• **PARTS OF THE EXERCISE**
A - In the page excerpt on self-healing actions, what share of their form-filling time does the system save doctors and nurses?
B - List every technology that the page excerpt on self-healing actions says a voice-to-form AI agent orchestrates.
C - Reproduce the part of the page excerpt on self-healing actions between "Self-Healing Actions" and "the AI's context.", inclusive.

··· PAGE EXCERPT ···

Self-Healing Actions
If the orchestration layer fails to execute a step (e.g., "Create Button not found"), the failure is not fatal. Instead:
- Error Capture: The system captures the specific failure (e.g.,
ElementNotFound: #create-btn). - Context Injection: This error is added back into the AI's context.
- Reasoning & Retry: The AI reasons about why it failed (e.g., "Ah, the accordion is closed. I need to open the accordion first.").
- New Plan: The Query Parser generates a new set of steps.
This loop ensures that the agent is resilient and can navigate through complex, multi-step UI interactions just like a human would.
Conclusion
Building a voice-to-form AI agent involves orchestrating multiple technologies: Browser APIs, Whisper, GPT-4, and dynamic prompts. The result is a system that saves doctors and nurses 85-95% of their time on form filling, allowing them to focus on what matters: patient care.

··· RECORD EXCERPTS ···

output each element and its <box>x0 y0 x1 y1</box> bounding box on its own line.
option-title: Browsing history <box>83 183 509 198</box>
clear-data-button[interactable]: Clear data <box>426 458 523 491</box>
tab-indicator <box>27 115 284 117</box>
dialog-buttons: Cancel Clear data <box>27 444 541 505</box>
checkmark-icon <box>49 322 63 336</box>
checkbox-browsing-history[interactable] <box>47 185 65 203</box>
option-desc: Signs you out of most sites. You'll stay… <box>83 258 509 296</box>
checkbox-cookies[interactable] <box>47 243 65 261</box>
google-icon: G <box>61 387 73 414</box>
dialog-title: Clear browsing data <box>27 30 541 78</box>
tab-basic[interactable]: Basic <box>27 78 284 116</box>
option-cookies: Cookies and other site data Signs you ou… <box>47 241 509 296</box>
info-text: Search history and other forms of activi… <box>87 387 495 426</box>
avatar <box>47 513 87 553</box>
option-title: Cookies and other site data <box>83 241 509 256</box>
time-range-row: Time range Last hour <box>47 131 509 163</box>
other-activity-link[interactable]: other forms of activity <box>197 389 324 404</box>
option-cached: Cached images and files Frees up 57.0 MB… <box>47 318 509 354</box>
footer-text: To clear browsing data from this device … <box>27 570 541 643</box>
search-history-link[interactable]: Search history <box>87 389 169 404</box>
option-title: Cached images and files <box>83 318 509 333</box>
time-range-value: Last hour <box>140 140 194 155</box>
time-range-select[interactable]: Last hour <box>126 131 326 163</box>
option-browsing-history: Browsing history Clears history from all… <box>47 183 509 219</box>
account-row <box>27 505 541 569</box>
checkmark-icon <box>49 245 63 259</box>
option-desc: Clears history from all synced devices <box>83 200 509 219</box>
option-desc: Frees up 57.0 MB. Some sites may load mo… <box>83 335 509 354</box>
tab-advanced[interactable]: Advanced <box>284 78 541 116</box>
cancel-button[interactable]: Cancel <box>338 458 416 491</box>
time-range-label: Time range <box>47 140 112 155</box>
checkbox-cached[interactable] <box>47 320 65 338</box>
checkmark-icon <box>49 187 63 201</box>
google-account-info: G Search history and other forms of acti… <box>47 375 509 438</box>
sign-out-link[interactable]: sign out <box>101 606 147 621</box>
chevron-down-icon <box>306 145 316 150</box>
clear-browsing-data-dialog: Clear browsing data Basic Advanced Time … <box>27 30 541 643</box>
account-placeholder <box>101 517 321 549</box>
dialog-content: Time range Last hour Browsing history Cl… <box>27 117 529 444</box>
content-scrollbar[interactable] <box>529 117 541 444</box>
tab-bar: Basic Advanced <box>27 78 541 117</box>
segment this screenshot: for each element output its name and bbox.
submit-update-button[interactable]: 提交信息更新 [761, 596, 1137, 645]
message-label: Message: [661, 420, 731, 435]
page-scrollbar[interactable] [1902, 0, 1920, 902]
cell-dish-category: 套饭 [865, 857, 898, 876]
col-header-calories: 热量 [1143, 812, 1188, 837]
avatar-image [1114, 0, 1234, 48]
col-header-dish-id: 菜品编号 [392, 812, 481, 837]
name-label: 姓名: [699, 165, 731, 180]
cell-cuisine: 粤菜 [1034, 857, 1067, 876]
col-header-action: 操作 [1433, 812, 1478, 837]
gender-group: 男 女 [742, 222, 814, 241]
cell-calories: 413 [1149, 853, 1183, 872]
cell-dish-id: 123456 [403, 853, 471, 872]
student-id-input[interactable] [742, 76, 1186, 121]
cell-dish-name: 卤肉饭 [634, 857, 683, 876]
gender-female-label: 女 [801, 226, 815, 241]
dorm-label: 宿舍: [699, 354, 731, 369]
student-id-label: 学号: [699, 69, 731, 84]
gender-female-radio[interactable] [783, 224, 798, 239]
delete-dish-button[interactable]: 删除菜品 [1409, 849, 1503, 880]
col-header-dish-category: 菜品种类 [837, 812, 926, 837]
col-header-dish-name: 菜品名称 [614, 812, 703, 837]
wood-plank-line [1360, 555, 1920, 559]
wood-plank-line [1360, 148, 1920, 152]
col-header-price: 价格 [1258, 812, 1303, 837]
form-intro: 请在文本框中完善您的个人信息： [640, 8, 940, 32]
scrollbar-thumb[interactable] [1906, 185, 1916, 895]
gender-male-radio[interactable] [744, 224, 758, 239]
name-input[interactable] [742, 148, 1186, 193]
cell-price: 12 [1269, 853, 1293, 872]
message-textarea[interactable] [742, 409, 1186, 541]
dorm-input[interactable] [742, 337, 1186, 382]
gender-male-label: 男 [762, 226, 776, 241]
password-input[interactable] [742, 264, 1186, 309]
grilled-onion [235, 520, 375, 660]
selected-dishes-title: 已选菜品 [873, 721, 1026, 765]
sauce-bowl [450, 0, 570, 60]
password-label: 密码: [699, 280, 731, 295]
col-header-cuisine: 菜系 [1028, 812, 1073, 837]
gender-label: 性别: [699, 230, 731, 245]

···

• **ANSWERS TO THE EXERCISES**
A - 85-95% of their time on form filling.

B - Browser APIs, Whisper, GPT-4, dynamic prompts

C -
Self-Healing Actions
If the orchestration layer fails to execute a step (e.g., "Create Button not found"), the failure is not fatal. Instead:
- Error Capture: The system captures the specific failure (e.g.,
ElementNotFound: #create-btn). - Context Injection: This error is added back into the AI's context.